**** Material for this task

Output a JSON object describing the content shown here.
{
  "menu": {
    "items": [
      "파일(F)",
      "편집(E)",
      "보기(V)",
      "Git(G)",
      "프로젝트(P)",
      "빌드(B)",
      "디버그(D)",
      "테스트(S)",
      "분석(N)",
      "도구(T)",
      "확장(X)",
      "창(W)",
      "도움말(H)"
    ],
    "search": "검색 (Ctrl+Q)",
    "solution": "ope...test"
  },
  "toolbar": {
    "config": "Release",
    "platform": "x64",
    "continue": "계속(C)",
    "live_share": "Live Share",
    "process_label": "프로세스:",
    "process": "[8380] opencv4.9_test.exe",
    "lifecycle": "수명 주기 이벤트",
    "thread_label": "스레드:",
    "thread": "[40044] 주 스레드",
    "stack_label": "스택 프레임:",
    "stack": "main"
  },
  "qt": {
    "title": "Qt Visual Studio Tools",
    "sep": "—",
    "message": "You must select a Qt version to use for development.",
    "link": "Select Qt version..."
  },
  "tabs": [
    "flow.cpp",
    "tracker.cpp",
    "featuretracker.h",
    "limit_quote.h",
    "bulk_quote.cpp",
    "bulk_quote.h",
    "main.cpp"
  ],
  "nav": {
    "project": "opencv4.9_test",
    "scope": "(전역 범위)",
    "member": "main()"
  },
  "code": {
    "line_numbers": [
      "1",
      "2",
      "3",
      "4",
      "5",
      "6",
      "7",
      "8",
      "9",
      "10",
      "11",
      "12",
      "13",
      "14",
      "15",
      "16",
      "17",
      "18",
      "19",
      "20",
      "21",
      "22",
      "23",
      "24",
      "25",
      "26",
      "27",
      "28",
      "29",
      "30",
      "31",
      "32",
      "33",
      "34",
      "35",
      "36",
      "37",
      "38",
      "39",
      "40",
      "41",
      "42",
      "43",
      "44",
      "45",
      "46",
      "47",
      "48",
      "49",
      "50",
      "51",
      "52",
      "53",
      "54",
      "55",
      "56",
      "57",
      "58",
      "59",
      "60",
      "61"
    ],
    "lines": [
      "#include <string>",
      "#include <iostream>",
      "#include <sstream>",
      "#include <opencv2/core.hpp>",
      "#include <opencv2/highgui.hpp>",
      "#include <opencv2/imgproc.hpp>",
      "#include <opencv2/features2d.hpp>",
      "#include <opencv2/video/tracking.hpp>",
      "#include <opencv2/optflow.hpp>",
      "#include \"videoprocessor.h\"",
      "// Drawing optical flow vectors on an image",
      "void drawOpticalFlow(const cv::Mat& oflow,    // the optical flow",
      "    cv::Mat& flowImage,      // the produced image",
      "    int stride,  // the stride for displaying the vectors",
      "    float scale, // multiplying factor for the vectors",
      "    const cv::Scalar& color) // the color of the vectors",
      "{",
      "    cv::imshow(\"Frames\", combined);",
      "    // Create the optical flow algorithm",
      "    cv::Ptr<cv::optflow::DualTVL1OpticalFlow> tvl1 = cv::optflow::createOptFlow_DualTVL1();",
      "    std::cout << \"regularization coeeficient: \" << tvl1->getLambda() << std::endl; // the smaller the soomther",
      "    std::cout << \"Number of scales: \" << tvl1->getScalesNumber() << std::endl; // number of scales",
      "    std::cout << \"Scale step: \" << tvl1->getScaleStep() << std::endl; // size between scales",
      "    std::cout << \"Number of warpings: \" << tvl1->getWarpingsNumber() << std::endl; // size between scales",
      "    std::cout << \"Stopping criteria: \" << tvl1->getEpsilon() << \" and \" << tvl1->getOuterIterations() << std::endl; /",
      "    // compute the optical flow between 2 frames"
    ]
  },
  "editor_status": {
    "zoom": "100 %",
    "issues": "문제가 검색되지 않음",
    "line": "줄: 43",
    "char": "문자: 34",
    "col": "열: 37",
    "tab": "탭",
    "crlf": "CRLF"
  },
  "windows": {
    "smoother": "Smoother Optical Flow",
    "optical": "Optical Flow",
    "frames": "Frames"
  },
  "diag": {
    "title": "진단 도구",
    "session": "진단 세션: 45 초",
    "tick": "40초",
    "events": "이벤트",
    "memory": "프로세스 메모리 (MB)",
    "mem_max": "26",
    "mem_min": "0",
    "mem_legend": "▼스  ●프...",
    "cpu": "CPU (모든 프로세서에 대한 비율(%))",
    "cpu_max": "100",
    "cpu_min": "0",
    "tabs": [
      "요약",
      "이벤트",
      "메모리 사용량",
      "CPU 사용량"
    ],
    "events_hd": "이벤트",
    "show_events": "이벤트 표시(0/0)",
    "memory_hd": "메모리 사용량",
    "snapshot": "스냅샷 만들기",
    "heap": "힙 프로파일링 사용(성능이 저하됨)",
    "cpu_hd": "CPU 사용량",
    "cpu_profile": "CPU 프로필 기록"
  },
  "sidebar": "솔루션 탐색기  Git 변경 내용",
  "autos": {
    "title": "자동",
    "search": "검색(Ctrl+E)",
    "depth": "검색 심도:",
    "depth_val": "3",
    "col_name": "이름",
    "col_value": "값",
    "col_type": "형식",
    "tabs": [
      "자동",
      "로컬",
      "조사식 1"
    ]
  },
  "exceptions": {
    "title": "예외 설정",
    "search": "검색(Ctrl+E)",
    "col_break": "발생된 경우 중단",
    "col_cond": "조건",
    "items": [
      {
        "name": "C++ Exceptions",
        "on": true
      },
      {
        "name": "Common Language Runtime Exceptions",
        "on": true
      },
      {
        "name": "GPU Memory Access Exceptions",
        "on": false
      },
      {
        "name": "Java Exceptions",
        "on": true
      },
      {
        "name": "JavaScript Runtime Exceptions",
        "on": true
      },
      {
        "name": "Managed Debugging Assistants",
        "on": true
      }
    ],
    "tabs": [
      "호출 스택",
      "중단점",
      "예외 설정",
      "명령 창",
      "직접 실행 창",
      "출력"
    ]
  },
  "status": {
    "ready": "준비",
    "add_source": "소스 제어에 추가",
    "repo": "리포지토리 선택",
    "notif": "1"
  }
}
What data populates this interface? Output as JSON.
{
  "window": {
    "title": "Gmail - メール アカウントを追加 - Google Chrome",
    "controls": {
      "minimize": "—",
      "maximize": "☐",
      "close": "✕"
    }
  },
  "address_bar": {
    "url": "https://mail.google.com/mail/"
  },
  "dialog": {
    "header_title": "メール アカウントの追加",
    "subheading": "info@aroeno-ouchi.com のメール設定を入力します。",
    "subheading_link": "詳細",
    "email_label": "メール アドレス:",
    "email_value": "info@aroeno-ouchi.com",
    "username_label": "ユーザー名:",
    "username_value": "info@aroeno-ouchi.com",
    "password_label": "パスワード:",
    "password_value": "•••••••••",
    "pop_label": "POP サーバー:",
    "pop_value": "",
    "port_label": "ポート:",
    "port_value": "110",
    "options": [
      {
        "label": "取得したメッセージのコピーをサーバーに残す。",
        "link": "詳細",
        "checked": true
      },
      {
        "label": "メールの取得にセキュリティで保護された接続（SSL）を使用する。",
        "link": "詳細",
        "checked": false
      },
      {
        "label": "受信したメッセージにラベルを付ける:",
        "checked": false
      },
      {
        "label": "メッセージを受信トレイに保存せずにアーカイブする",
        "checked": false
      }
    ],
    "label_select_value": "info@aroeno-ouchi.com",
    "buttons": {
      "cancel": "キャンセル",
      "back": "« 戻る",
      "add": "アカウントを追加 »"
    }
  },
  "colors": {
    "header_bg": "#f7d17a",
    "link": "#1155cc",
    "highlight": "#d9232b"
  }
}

********

Only the lines from the one containing "What data populates" to the end of the records should be repeated, exactly as they appear.

Exercise answer:
What data populates this interface? Output as JSON.
{
  "window": {
    "title": "Gmail - メール アカウントを追加 - Google Chrome",
    "controls": {
      "minimize": "—",
      "maximize": "☐",
      "close": "✕"
    }
  },
  "address_bar": {
    "url": "https://mail.google.com/mail/"
  },
  "dialog": {
    "header_title": "メール アカウントの追加",
    "subheading": "info@aroeno-ouchi.com のメール設定を入力します。",
    "subheading_link": "詳細",
    "email_label": "メール アドレス:",
    "email_value": "info@aroeno-ouchi.com",
    "username_label": "ユーザー名:",
    "username_value": "info@aroeno-ouchi.com",
    "password_label": "パスワード:",
    "password_value": "•••••••••",
    "pop_label": "POP サーバー:",
    "pop_value": "",
    "port_label": "ポート:",
    "port_value": "110",
    "options": [
      {
        "label": "取得したメッセージのコピーをサーバーに残す。",
        "link": "詳細",
        "checked": true
      },
      {
        "label": "メールの取得にセキュリティで保護された接続（SSL）を使用する。",
        "link": "詳細",
        "checked": false
      },
      {
        "label": "受信したメッセージにラベルを付ける:",
        "checked": false
      },
      {
        "label": "メッセージを受信トレイに保存せずにアーカイブする",
        "checked": false
      }
    ],
    "label_select_value": "info@aroeno-ouchi.com",
    "buttons": {
      "cancel": "キャンセル",
      "back": "« 戻る",
      "add": "アカウントを追加 »"
    }
  },
  "colors": {
    "header_bg": "#f7d17a",
    "link": "#1155cc",
    "highlight": "#d9232b"
  }
}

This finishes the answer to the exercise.